Stored data entries -
□ □ □ □ □

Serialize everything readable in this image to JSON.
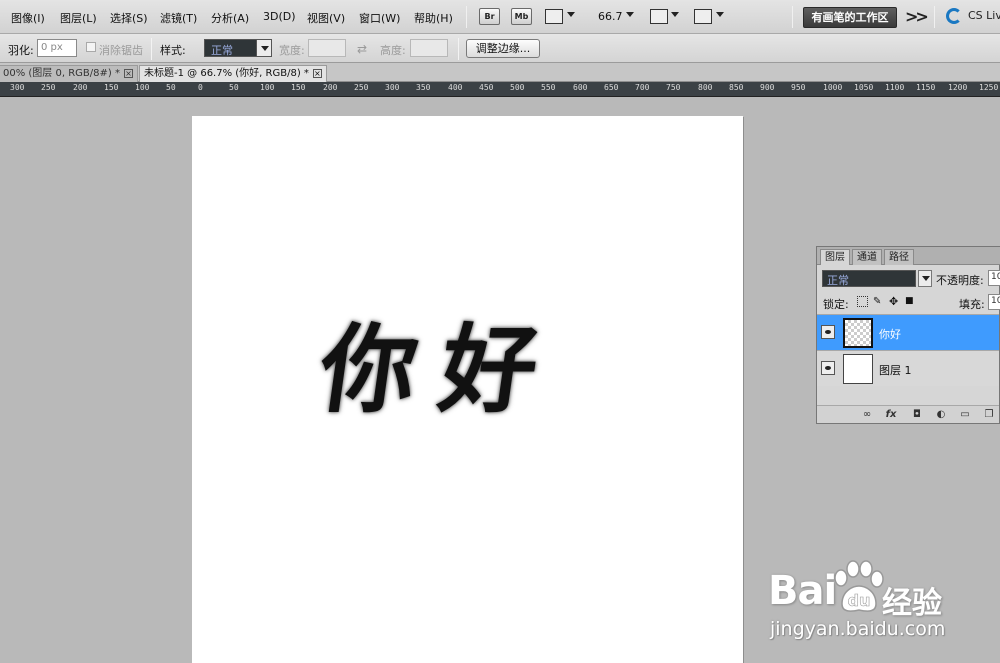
{
  "menubar": {
    "items": [
      "图像(I)",
      "图层(L)",
      "选择(S)",
      "滤镜(T)",
      "分析(A)",
      "3D(D)",
      "视图(V)",
      "窗口(W)",
      "帮助(H)"
    ],
    "bridge_label": "Br",
    "minibridge_label": "Mb",
    "zoom_value": "66.7",
    "workspace_label": "有画笔的工作区",
    "cslive_label": "CS Live"
  },
  "options": {
    "feather_label": "羽化:",
    "feather_value": "0 px",
    "antialias_label": "消除锯齿",
    "style_label": "样式:",
    "style_value": "正常",
    "width_label": "宽度:",
    "height_label": "高度:",
    "refine_edge_label": "调整边缘..."
  },
  "tabs": [
    {
      "label": "00% (图层 0, RGB/8#) *",
      "active": false
    },
    {
      "label": "未标题-1 @ 66.7% (你好, RGB/8) *",
      "active": true
    }
  ],
  "ruler": {
    "ticks": [
      "300",
      "250",
      "200",
      "150",
      "100",
      "50",
      "0",
      "50",
      "100",
      "150",
      "200",
      "250",
      "300",
      "350",
      "400",
      "450",
      "500",
      "550",
      "600",
      "650",
      "700",
      "750",
      "800",
      "850",
      "900",
      "950",
      "1000",
      "1050",
      "1100",
      "1150",
      "1200",
      "1250"
    ]
  },
  "canvas": {
    "text": "你好"
  },
  "layers_panel": {
    "tabs": [
      "图层",
      "通道",
      "路径"
    ],
    "blend_mode": "正常",
    "opacity_label": "不透明度:",
    "opacity_value": "10",
    "lock_label": "锁定:",
    "fill_label": "填充:",
    "fill_value": "10",
    "layers": [
      {
        "name": "你好",
        "selected": true
      },
      {
        "name": "图层 1",
        "selected": false
      }
    ]
  },
  "watermark": {
    "brand": "Bai",
    "brand2": "经验",
    "url": "jingyan.baidu.com"
  },
  "colors": {
    "selection": "#3f9bfe",
    "workspace_bg": "#b9b9b9",
    "cslive_icon": "#1a78c2"
  }
}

□ □ □ □ □

Task requirements - Copy every entry word for word, but omit the pictures.

Expected output -
Serialize everything readable in this image to JSON.
{
  "menubar": {
    "items": [
      "图像(I)",
      "图层(L)",
      "选择(S)",
      "滤镜(T)",
      "分析(A)",
      "3D(D)",
      "视图(V)",
      "窗口(W)",
      "帮助(H)"
    ],
    "bridge_label": "Br",
    "minibridge_label": "Mb",
    "zoom_value": "66.7",
    "workspace_label": "有画笔的工作区",
    "cslive_label": "CS Live"
  },
  "options": {
    "feather_label": "羽化:",
    "feather_value": "0 px",
    "antialias_label": "消除锯齿",
    "style_label": "样式:",
    "style_value": "正常",
    "width_label": "宽度:",
    "height_label": "高度:",
    "refine_edge_label": "调整边缘..."
  },
  "tabs": [
    {
      "label": "00% (图层 0, RGB/8#) *",
      "active": false
    },
    {
      "label": "未标题-1 @ 66.7% (你好, RGB/8) *",
      "active": true
    }
  ],
  "ruler": {
    "ticks": [
      "300",
      "250",
      "200",
      "150",
      "100",
      "50",
      "0",
      "50",
      "100",
      "150",
      "200",
      "250",
      "300",
      "350",
      "400",
      "450",
      "500",
      "550",
      "600",
      "650",
      "700",
      "750",
      "800",
      "850",
      "900",
      "950",
      "1000",
      "1050",
      "1100",
      "1150",
      "1200",
      "1250"
    ]
  },
  "canvas": {
    "text": "你好"
  },
  "layers_panel": {
    "tabs": [
      "图层",
      "通道",
      "路径"
    ],
    "blend_mode": "正常",
    "opacity_label": "不透明度:",
    "opacity_value": "10",
    "lock_label": "锁定:",
    "fill_label": "填充:",
    "fill_value": "10",
    "layers": [
      {
        "name": "你好",
        "selected": true
      },
      {
        "name": "图层 1",
        "selected": false
      }
    ]
  },
  "watermark": {
    "brand": "Bai",
    "brand2": "经验",
    "url": "jingyan.baidu.com"
  },
  "colors": {
    "selection": "#3f9bfe",
    "workspace_bg": "#b9b9b9",
    "cslive_icon": "#1a78c2"
  }
}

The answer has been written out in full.